Les deux salles suivantes, qui s'attachent respectivement au « corps observé » et au « corps exposé » dans les années 1870-1880, sont sans doute les plus marquantes de l'exposition Degas et le nu au musée d'Orsay. Regroupant dessins, monotypes, gravures, peintures, sculptures (ne manquez pas Le tub réalisé en fonte, tout simplement merveilleux !), elles comptent parmi leurs trésors de sublimes pastels (d'une très grande fragilité, due à leur sensibilité à la lumière) de femmes au bain (Femme dans son bain s'épongeant la jambe, Le tub), terminant leurs ablutions (Femme s'habillant), assoupies (Baigneuse allongée sur le sol, 1886), se coiffant. Ébloui par le flot de couleurs éclatantes, on entre de plain-pied dans le quotidien de femmes aux corps sublimés, à la chair miroitante, dignes héritières des Diane au bain, Vénus à la toilette, et autre Suzanne et les vieillards. Inscrites dans un courant résolument naturaliste, elles n'en frisent pas moins la perfection, comme le témoignent les splendides Femme assise sur le bord d'une baignoire, s'épongeant le cou (1880-1895) et Femme à sa toilette s'essuyant le pied gauche (1885-1886).

Degas, Le Tub, © RMN (Musée d’Orsay)

DONNÉES ENREGISTRÉES:
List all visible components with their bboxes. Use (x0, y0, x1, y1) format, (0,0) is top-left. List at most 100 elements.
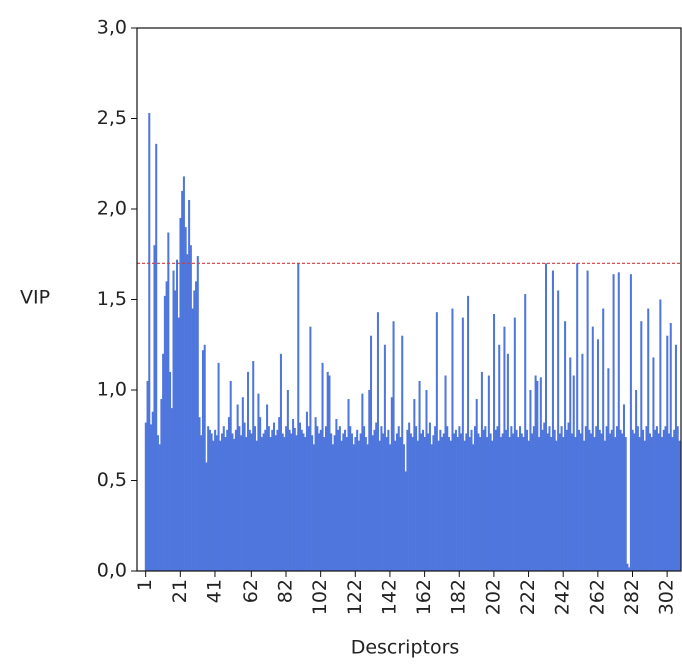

TÂCHES À RÉALISER:
1. D'après le texte sur l'exposition Degas et le nu, à quoi tient la très grande fragilité des pastels ?
2. Reprenez le texte sur l'exposition Degas et le nu là où il s'arrête et rédigez-en la suite.

RÉSULTATS PAR TÂCHE:
1. À leur sensibilité à la lumière.

2.
Quand on lui parlait de ses baigneuses, Degas disait qu'elles faisaient leur toilette, tout simplement, comme des « bêtes ». Loin des séances de pose des ateliers de peinture, elles semblent ne même pas savoir que quelqu'un les regarde. Et pourtant, l’œil du peintre-spectateur n'est jamais bien loin ! Ni celui, tout aussi voyeur, de l'esthète, tel l'écrivain Huysmans qui souligna « la suprême beauté des chairs bleuies ou rosées par l'eau ». Car il faut bien le reconnaître, les baigneuses de Degas, ensorcelantes, sont absolument irrésistibles.

Degas, Après le bain, une femme s’essuyant les pieds, © RMN (Musée d’Orsay)

Dans la sixième salle, le « corps transformé » est à l'honneur. En vieillissant, souffrant de problèmes de vue, Degas donna une part de plus en plus importante à la sculpture (de nombreuses danseuses en fonte, en bronze ou encore en cire et bois virevoltent dans les vitrines), ses dessins au fusain se stylisèrent à grands coups de crayons nerveux et ses pastels et peintures s'émancipèrent d'un certain réalisme, basé sur la forme, pour s'attacher à la gestuelle et aux couleurs, de plus en plus vives et surprenantes. En fin de carrière, les œuvres que réalisa Degas font preuve d'une modernité saisissante, dans la palette de couleurs comme dans la déconstruction des corps : c'est l'objet de la dernière salle baptisée « l'héritage des nus de Degas ». Parmi les chefs d’œuvre de cette ultime section, notons le rougeoyant Après le bain (Femme s'essuyant).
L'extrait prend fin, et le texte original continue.